■ TEKS SUMBER
:::
Ketiga, memenuhi kebutuhan pokok bagi setiap individu secara layak. Pendidikan merupakan hak bagi setiap anak. Negara berperan untuk memenuhi setiap hak anak dalam pendidikan dengan biaya murah dan bahkan gratis. Para ibu berfokus mendidik anak-anaknya karena kewajiban nafkah hanya akan dibebankan kepada laki-laki. Negara membuka lapangan kerja dan memberi peluang hingga modal berwirausaha bagi laki-laki agar mampu memenuhi tanggung jawabnya sebagai kepada keluarga.

Tidak akan ada bias fungsi peran ayah dan ibu karena negara memberdayakan mereka sesuai tupoksi syariat Islam. Negara juga menegakkan sanksi berdasarkan ketentuan syariat Islam. Jika anak sudah akil baligh, ia menanggung perbuatannya sendiri. Siapapun pelakunya, usia remaja ataupun dewasa, akan diberlakukan sanksi yang sama.
:::
■ ENTRI HASIL EKSTRAKSI
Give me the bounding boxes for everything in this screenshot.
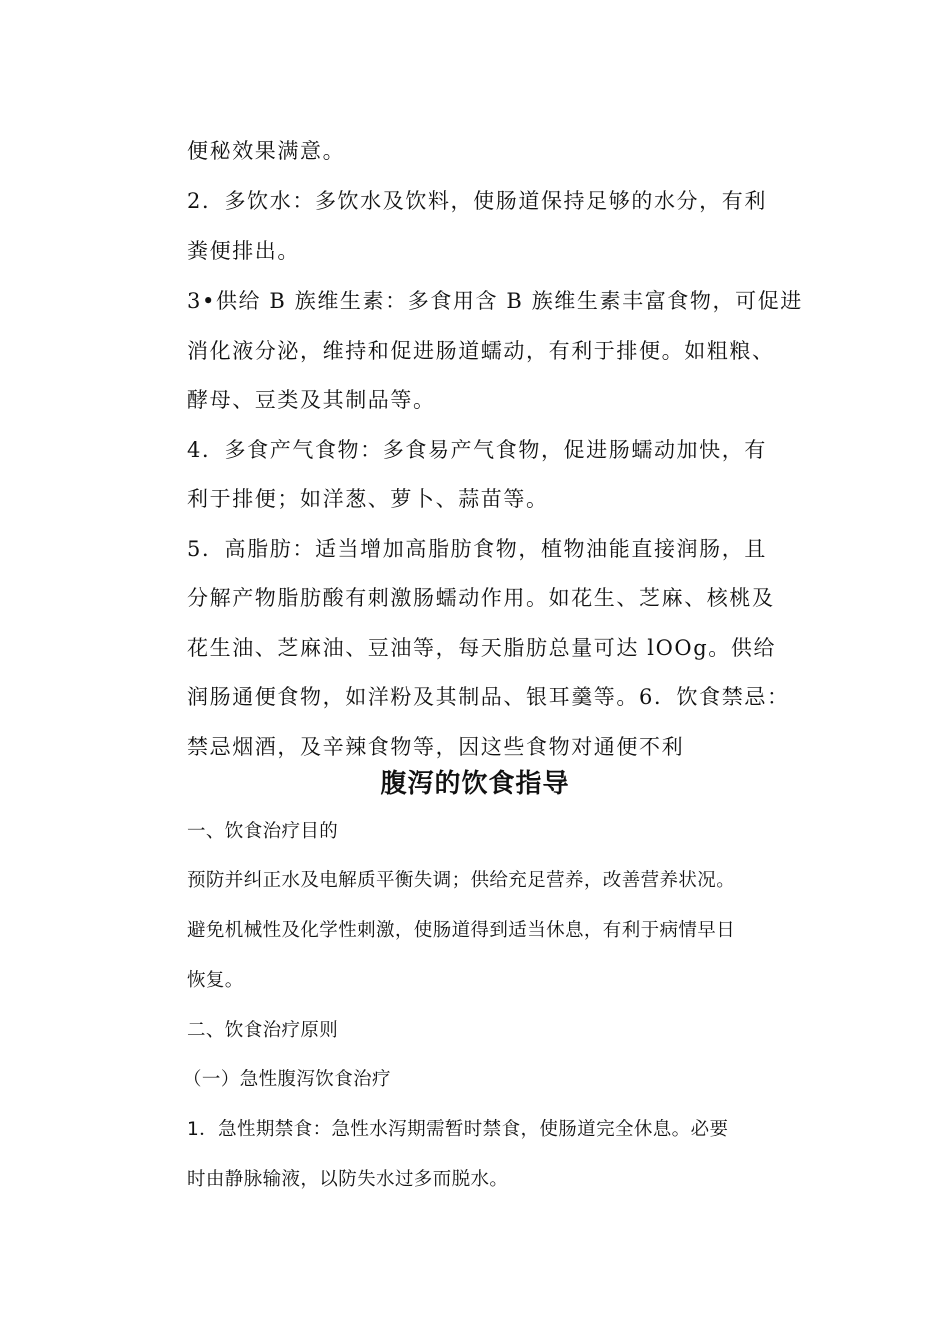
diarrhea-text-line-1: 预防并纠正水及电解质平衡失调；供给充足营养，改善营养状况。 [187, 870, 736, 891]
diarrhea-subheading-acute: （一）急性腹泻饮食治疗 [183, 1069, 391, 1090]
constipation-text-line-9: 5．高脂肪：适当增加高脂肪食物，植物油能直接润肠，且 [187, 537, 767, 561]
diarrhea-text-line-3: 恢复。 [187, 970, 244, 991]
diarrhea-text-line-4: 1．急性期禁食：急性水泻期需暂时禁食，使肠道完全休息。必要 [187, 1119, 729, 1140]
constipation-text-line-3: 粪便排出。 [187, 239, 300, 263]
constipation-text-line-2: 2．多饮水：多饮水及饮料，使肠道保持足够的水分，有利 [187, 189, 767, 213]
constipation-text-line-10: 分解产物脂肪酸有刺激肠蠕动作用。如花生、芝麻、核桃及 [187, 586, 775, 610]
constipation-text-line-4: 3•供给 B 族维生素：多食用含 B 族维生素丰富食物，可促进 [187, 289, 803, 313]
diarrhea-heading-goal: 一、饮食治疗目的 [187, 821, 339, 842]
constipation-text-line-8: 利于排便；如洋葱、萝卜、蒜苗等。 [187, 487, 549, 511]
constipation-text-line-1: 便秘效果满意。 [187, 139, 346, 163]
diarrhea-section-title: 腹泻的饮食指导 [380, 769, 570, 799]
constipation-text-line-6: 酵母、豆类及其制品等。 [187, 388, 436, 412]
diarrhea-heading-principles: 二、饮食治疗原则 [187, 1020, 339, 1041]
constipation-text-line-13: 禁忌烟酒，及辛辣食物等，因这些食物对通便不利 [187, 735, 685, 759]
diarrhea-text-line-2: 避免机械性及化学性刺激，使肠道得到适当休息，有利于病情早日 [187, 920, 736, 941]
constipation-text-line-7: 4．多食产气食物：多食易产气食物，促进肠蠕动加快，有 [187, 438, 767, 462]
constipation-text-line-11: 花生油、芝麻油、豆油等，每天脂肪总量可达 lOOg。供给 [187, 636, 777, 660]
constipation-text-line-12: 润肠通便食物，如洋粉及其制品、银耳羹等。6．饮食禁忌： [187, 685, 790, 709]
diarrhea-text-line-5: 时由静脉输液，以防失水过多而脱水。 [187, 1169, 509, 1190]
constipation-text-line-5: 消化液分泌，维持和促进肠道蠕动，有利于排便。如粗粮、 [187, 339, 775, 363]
:::
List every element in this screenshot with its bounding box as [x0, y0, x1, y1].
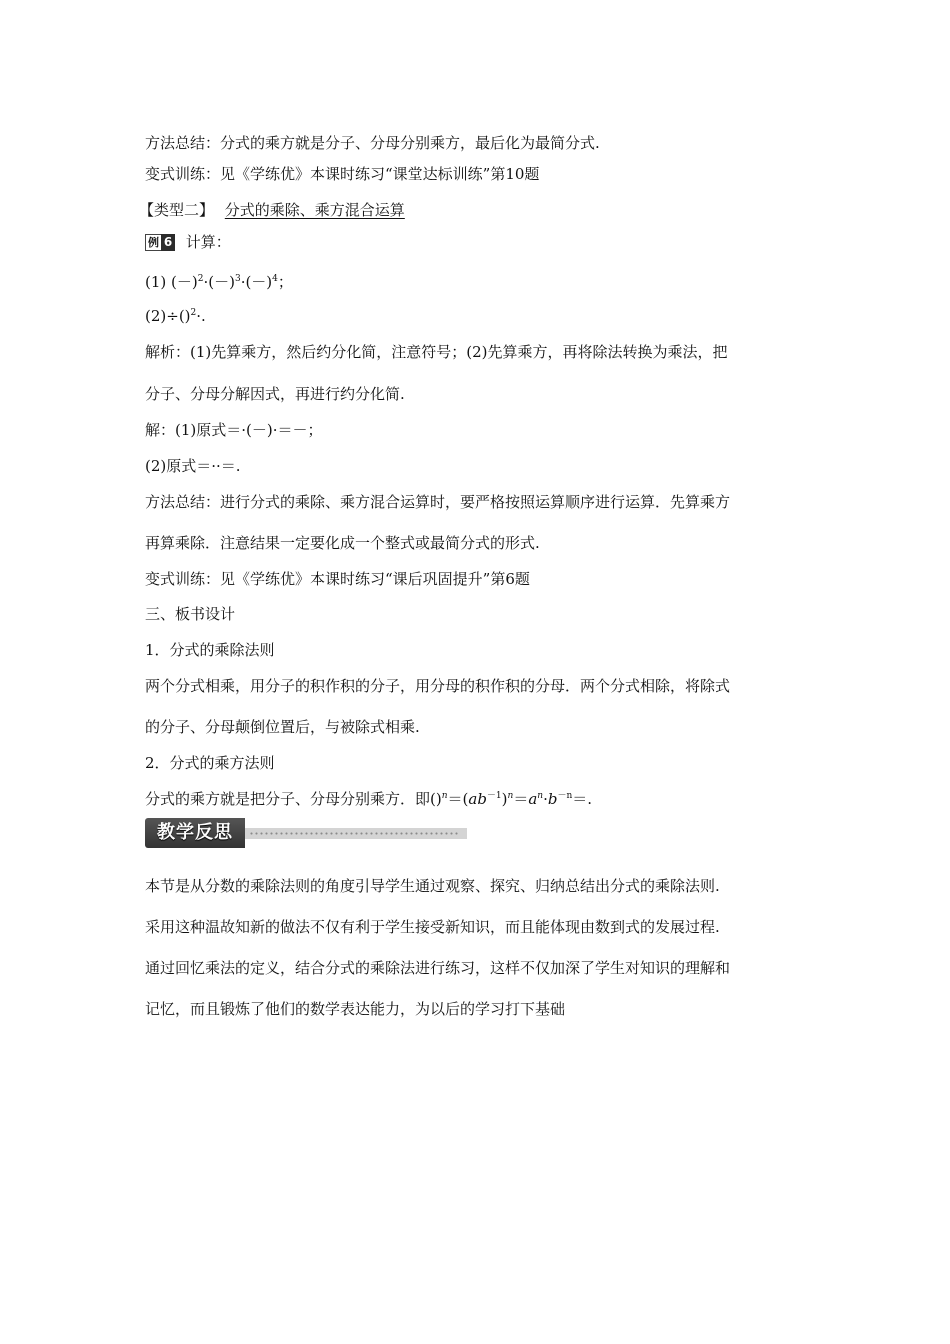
:::
■ SOAL LATIHAN
[1] Tentukan apakah setiap pernyataan berikut sesuai dengan teks tentang peran negara, lalu jawab ya atau tidak disertai kutipan kata-kata teks yang menentukannya: (a) Negara memenuhi hak pendidikan anak dengan biaya murah dan bahkan gratis. (b) Kewajiban nafkah dibebankan kepada ayah dan ibu bersama-sama. (c) Pelaku usia remaja dikenai sanksi yang lebih ringan daripada pelaku dewasa.
[2] Lanjutkan teks tentang peran negara mulai dari kalimat terakhirnya.
Entri-entri tersebut diambil dari sumber yang berbeda.

■ JAWABAN PER SOAL
[1]
(a) Ya: "Negara berperan untuk memenuhi setiap hak anak dalam pendidikan dengan biaya murah dan bahkan gratis."
(b) Tidak: "kewajiban nafkah hanya akan dibebankan kepada laki-laki"
(c) Tidak: "Siapapun pelakunya, usia remaja ataupun dewasa, akan diberlakukan sanksi yang sama."

[2]
Dalam Islam, usia remaja sudah terkategori sebagai mukalaf yaitu orang yang terkena taklif syara’. Artinya perbuatan mereka terikat dengan syariat. Jika melanggar, mereka mendapat sanksi atas perbuatannya. Sebagaimana Rasulullah SAW bersabda, “Telah diangkat pena dari tiga golongan, yakni orang gila sampai ia sadar, orang yang tidur hingga ia bangun, dan anak kecil hingga ia balig” (HR.Ibnu Majah).

Hadits tersebut menjelaskan bahwa masa kecil, tidur, dan gila termasuk dari faktor-faktor hilangnya suatu validitas (dalam beramal), yaitu validitas seseorang akan hak-hak yang disyariatkan atas dirinya. Atas dasar ini, anak-anak, orang gila, dan orang yang tidur tidaklah dibebani perintah dan larangan dalam syariat Islam.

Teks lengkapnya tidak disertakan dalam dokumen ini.